[Stored records]
■ ■ ■

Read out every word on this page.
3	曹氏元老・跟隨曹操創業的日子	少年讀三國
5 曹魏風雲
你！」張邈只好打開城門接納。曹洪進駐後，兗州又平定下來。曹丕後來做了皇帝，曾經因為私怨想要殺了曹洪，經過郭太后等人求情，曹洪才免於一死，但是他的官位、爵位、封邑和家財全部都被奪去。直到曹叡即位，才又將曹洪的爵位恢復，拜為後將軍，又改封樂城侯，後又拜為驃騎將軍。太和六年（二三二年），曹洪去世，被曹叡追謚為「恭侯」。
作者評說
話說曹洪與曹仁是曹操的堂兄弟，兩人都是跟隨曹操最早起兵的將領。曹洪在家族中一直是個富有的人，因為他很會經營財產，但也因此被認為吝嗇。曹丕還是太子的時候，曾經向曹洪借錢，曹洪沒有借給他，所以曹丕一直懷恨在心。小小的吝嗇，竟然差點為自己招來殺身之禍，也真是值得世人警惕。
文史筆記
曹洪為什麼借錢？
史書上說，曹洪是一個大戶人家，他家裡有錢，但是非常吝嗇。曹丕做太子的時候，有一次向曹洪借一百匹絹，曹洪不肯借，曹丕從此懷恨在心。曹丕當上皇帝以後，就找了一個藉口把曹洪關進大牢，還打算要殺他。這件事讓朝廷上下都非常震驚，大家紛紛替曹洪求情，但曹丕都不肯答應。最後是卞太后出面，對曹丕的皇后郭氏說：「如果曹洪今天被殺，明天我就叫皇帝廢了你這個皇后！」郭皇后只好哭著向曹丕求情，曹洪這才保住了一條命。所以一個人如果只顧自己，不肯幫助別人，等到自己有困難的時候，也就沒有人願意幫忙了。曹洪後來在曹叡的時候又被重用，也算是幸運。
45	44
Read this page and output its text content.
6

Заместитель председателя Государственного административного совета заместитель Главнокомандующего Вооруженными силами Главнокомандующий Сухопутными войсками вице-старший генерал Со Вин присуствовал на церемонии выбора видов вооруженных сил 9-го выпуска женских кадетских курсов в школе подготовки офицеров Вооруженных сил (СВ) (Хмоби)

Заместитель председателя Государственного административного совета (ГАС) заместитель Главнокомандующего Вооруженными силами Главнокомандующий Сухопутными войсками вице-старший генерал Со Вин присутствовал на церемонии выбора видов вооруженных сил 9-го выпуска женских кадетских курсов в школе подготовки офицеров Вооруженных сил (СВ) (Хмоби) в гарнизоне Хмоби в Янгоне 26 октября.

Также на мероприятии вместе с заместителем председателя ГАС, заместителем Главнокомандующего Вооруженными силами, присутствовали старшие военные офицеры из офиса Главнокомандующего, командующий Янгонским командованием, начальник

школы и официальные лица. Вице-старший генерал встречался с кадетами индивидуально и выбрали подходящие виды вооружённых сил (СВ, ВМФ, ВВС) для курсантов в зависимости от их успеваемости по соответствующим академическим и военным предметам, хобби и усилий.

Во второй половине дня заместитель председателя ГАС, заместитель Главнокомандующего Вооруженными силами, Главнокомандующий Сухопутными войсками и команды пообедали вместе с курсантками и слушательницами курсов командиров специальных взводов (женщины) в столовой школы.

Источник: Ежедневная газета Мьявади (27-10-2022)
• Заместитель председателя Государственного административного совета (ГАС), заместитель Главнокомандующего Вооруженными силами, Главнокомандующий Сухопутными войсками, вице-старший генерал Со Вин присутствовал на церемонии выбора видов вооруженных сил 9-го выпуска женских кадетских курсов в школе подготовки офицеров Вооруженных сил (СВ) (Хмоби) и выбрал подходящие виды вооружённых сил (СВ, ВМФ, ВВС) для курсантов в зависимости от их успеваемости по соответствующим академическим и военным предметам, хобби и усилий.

■ ■ ■

Scan the listing above for the word "page" and show each line where it is found.

TASK RESPONSE:
Read out every word on this page.
Read this page and output its text content.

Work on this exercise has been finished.